_TASK OBJECTIVE_
Each line in the entries below that holds the string "фактуры" is to be listed.

_RECORDS FOR THIS TASK_
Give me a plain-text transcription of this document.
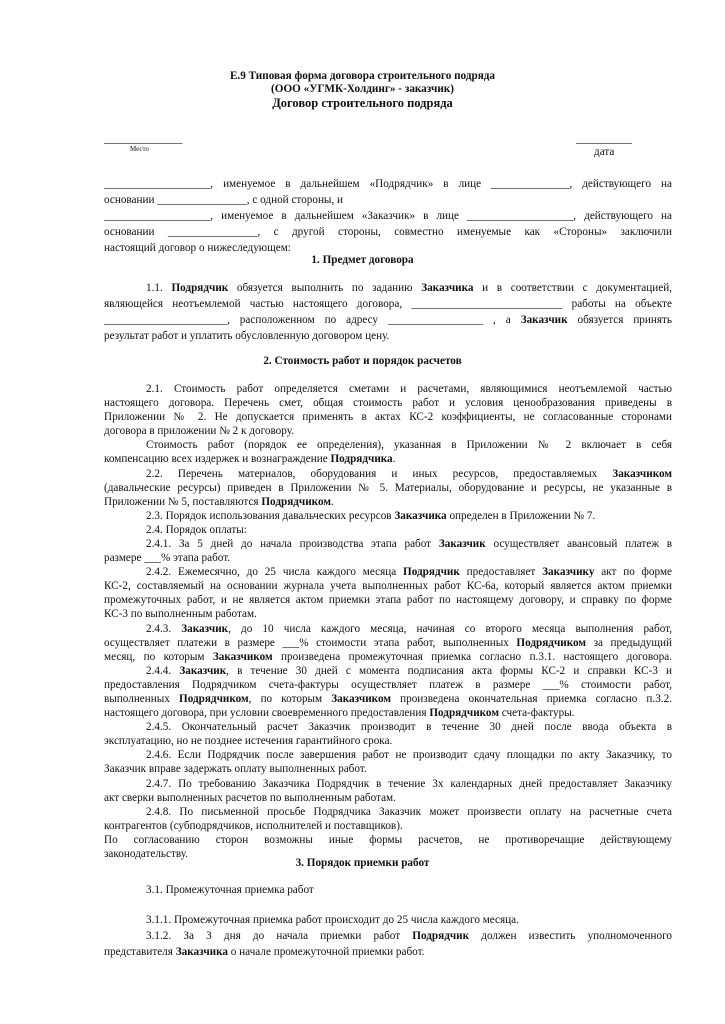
Е.9 Типовая форма договора строительного подряда
(ООО «УГМК-Холдинг» - заказчик)
Договор строительного подряда
______________
Место
__________
дата
___________________, именуемое в дальнейшем «Подрядчик» в лице ______________, действующего на
основании ________________, с одной стороны, и
___________________, именуемое в дальнейшем «Заказчик» в лице ___________________, действующего на
основании ________________, с другой стороны, совместно именуемые как «Стороны» заключили
настоящий договор о нижеследующем:
1. Предмет договора
1.1. Подрядчик обязуется выполнить по заданию Заказчика и в соответствии с документацией,
являющейся неотъемлемой частью настоящего договора, ___________________________ работы на объекте
______________________, расположенном по адресу _________________ , а Заказчик обязуется принять
результат работ и уплатить обусловленную договором цену.
2. Стоимость работ и порядок расчетов
2.1. Стоимость работ определяется сметами и расчетами, являющимися неотъемлемой частью
настоящего договора. Перечень смет, общая стоимость работ и условия ценообразования приведены в
Приложении № 2. Не допускается применять в актах КС-2 коэффициенты, не согласованные сторонами
договора в приложении № 2 к договору.
Стоимость работ (порядок ее определения), указанная в Приложении № 2 включает в себя
компенсацию всех издержек и вознаграждение Подрядчика.
2.2. Перечень материалов, оборудования и иных ресурсов, предоставляемых Заказчиком
(давальческие ресурсы) приведен в Приложении № 5. Материалы, оборудование и ресурсы, не указанные в
Приложении № 5, поставляются Подрядчиком.
2.3. Порядок использования давальческих ресурсов Заказчика определен в Приложении № 7.
2.4. Порядок оплаты:
2.4.1. За 5 дней до начала производства этапа работ Заказчик осуществляет авансовый платеж в
размере ___% этапа работ.
2.4.2. Ежемесячно, до 25 числа каждого месяца Подрядчик предоставляет Заказчику акт по форме
КС-2, составляемый на основании журнала учета выполненных работ КС-6а, который является актом приемки
промежуточных работ, и не является актом приемки этапа работ по настоящему договору, и справку по форме
КС-3 по выполненным работам.
2.4.3. Заказчик, до 10 числа каждого месяца, начиная со второго месяца выполнения работ,
осуществляет платежи в размере ___% стоимости этапа работ, выполненных Подрядчиком за предыдущий
месяц, по которым Заказчиком произведена промежуточная приемка согласно п.3.1. настоящего договора.
2.4.4. Заказчик, в течение 30 дней с момента подписания акта формы КС-2 и справки КС-3 и
предоставления Подрядчиком счета-фактуры осуществляет платеж в размере ___% стоимости работ,
выполненных Подрядчиком, по которым Заказчиком произведена окончательная приемка согласно п.3.2.
настоящего договора, при условии своевременного предоставления Подрядчиком счета-фактуры.
2.4.5. Окончательный расчет Заказчик производит в течение 30 дней после ввода объекта в
эксплуатацию, но не позднее истечения гарантийного срока.
2.4.6. Если Подрядчик после завершения работ не производит сдачу площадки по акту Заказчику, то
Заказчик вправе задержать оплату выполненных работ.
2.4.7. По требованию Заказчика Подрядчик в течение 3х календарных дней предоставляет Заказчику
акт сверки выполненных расчетов по выполненным работам.
2.4.8. По письменной просьбе Подрядчика Заказчик может произвести оплату на расчетные счета
контрагентов (субподрядчиков, исполнителей и поставщиков).
По согласованию сторон возможны иные формы расчетов, не противоречащие действующему
законодательству.
3. Порядок приемки работ
3.1. Промежуточная приемка работ
3.1.1. Промежуточная приемка работ происходит до 25 числа каждого месяца.
3.1.2. За 3 дня до начала приемки работ Подрядчик должен известить уполномоченного
представителя Заказчика о начале промежуточной приемки работ.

_EXERCISE SOLUTION_
предоставления Подрядчиком счета-фактуры осуществляет платеж в размере ___% стоимости работ,
настоящего договора, при условии своевременного предоставления Подрядчиком счета-фактуры.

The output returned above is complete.